** Start **
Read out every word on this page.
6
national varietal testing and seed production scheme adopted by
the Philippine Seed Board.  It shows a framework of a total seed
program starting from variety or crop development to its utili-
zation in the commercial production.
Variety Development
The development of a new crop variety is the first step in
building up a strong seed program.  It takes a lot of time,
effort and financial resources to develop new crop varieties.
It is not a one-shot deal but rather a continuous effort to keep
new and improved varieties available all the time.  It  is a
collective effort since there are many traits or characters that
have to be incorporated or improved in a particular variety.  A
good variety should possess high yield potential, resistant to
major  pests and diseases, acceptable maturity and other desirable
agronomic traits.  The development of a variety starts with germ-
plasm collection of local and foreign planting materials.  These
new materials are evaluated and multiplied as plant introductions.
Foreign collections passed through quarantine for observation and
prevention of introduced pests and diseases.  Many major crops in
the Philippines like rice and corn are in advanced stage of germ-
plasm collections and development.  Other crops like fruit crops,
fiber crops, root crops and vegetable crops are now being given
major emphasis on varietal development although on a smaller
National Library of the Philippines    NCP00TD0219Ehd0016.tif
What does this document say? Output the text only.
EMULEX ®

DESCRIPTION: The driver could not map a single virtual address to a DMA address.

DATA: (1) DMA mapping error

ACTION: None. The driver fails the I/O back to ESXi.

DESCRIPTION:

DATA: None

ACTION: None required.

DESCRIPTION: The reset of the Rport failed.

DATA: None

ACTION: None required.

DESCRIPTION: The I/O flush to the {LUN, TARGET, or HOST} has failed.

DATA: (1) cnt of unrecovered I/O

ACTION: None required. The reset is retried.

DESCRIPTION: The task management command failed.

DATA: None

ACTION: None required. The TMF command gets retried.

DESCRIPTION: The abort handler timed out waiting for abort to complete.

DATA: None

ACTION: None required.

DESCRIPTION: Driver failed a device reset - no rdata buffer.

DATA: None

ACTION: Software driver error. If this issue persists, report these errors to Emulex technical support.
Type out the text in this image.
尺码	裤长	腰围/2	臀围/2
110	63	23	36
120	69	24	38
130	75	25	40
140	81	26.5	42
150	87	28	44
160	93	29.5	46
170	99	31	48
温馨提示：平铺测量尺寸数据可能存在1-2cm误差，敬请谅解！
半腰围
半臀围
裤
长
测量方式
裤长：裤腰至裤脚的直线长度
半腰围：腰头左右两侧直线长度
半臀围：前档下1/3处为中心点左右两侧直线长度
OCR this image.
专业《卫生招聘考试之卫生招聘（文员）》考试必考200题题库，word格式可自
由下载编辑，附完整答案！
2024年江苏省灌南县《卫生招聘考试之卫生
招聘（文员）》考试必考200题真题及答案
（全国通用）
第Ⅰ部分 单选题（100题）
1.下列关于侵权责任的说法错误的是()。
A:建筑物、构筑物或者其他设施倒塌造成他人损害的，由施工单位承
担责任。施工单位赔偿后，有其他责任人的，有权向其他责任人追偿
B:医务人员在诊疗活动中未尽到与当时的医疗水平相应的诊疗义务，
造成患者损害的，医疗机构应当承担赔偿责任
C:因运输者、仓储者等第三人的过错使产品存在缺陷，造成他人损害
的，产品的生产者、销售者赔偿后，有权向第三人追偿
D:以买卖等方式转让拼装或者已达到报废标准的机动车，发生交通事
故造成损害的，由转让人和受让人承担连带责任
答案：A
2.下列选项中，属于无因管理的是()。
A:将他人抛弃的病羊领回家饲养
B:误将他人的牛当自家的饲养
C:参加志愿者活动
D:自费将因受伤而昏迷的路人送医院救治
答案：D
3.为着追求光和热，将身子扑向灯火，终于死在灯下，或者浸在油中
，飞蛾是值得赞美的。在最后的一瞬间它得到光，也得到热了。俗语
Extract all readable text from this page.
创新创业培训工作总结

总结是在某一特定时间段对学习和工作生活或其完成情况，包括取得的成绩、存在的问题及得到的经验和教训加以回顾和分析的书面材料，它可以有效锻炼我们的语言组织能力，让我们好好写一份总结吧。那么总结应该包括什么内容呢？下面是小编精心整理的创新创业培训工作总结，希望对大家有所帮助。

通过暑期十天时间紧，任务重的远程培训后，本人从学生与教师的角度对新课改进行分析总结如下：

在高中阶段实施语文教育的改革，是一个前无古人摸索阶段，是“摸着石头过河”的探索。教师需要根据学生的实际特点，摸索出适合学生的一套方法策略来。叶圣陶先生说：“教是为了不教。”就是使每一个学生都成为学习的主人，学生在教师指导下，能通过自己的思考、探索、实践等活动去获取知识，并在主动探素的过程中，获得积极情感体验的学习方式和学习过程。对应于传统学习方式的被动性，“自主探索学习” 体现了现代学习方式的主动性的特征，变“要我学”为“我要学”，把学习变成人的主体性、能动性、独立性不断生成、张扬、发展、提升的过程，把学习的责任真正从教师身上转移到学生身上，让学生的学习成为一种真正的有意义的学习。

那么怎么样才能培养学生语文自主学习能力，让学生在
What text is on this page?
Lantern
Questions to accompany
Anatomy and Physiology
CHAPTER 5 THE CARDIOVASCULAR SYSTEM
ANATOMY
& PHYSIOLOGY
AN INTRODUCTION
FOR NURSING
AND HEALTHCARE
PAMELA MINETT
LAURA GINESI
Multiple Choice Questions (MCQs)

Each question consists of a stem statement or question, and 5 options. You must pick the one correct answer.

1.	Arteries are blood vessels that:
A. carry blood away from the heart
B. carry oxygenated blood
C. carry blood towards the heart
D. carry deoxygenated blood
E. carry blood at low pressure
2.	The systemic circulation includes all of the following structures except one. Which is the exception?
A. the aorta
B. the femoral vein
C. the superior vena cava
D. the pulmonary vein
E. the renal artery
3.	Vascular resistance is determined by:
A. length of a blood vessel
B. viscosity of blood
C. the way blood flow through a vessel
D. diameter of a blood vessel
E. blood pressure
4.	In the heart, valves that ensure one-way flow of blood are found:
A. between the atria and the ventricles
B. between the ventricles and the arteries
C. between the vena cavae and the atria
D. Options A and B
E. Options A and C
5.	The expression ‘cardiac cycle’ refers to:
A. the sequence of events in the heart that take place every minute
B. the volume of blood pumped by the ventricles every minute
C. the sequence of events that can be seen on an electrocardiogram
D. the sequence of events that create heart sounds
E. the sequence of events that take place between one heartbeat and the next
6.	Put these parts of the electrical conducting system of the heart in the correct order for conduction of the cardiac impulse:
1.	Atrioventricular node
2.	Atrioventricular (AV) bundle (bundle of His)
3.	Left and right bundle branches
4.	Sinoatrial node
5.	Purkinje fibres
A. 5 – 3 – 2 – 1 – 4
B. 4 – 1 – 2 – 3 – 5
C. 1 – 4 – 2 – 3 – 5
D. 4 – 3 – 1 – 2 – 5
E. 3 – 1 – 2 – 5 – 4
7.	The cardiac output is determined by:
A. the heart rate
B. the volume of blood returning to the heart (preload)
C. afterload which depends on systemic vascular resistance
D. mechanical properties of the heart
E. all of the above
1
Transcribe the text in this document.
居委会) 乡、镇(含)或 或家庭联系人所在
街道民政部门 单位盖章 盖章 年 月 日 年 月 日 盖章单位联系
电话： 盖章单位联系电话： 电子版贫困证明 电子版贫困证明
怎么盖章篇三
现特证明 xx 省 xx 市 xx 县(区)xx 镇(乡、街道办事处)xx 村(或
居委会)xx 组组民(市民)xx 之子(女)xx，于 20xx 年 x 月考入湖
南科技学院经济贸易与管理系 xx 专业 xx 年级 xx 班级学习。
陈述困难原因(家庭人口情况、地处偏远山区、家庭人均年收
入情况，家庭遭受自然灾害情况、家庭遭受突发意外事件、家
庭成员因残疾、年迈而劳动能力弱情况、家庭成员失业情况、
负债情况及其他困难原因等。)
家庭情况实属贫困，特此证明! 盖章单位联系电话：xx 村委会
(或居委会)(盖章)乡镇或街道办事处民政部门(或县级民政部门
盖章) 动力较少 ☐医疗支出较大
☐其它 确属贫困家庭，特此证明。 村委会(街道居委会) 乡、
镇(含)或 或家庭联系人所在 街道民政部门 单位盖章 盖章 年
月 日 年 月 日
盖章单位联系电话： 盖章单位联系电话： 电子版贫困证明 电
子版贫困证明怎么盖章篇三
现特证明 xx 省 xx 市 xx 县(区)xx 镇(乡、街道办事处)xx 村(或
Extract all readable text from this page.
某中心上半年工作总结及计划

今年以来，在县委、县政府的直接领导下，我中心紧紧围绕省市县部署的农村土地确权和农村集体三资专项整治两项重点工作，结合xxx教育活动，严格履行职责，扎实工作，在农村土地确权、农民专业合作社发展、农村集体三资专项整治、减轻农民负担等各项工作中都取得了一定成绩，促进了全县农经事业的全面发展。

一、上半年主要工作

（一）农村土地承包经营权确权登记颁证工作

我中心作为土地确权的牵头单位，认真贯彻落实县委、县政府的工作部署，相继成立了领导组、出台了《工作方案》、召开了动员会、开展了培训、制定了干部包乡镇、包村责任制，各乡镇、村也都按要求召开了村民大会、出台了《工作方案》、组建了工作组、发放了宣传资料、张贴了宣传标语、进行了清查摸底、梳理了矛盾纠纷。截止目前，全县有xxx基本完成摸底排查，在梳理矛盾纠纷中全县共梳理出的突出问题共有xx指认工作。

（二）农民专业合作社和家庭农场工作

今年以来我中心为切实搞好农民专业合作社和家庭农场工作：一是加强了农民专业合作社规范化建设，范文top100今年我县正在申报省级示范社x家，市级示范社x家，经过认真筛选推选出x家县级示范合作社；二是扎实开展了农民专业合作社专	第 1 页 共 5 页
** End **
* [SET TASK]:
Select and copy each line from the data that includes the word "Philippines".

* [SOLUTION BELOW]:
the Philippines like rice and corn are in advanced stage of germ-
National Library of the Philippines    NCP00TD0219Ehd0016.tif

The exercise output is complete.